PROBLEM REQUIREMENTS: Gather, from the listing beneath this task, every line holding the string "sample".

Stored entries
begin
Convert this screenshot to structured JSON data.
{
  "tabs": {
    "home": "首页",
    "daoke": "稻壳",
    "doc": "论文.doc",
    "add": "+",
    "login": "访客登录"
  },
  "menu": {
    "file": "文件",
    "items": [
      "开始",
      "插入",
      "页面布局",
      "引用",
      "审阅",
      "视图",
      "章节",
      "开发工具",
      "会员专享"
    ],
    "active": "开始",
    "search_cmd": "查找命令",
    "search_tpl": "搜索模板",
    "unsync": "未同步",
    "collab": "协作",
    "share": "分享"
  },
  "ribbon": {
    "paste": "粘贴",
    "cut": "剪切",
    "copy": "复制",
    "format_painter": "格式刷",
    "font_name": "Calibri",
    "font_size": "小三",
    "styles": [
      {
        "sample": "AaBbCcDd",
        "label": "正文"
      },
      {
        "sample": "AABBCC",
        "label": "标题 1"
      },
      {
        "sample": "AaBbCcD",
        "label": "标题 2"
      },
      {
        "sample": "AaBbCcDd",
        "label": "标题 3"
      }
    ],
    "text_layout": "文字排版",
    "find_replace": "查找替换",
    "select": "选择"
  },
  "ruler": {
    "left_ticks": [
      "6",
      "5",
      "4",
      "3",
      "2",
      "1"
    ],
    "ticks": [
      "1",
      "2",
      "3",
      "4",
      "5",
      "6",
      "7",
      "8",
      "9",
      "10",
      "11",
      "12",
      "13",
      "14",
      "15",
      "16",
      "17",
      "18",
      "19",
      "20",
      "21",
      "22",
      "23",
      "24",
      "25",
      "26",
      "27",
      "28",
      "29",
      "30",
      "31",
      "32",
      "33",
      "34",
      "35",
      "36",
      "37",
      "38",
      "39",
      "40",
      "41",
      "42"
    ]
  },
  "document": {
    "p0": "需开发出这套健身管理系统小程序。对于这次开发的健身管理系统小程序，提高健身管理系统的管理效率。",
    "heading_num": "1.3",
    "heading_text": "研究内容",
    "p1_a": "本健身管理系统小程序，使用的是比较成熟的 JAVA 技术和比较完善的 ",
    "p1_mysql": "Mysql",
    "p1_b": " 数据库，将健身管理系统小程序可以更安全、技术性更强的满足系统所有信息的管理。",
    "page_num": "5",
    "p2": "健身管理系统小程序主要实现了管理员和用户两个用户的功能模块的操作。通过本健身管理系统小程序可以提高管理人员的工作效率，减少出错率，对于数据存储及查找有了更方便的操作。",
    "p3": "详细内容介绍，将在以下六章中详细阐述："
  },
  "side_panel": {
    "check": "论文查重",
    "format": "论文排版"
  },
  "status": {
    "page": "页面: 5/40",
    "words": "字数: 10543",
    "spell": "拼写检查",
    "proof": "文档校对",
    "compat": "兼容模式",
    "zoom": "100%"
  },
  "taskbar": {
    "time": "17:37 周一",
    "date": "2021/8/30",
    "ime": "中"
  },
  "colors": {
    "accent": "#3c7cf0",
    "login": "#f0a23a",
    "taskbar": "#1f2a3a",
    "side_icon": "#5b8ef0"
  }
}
end
REPLY TO THE EXERCISE:
        "sample": "AaBbCcDd",
        "sample": "AABBCC",
        "sample": "AaBbCcD",
        "sample": "AaBbCcDd",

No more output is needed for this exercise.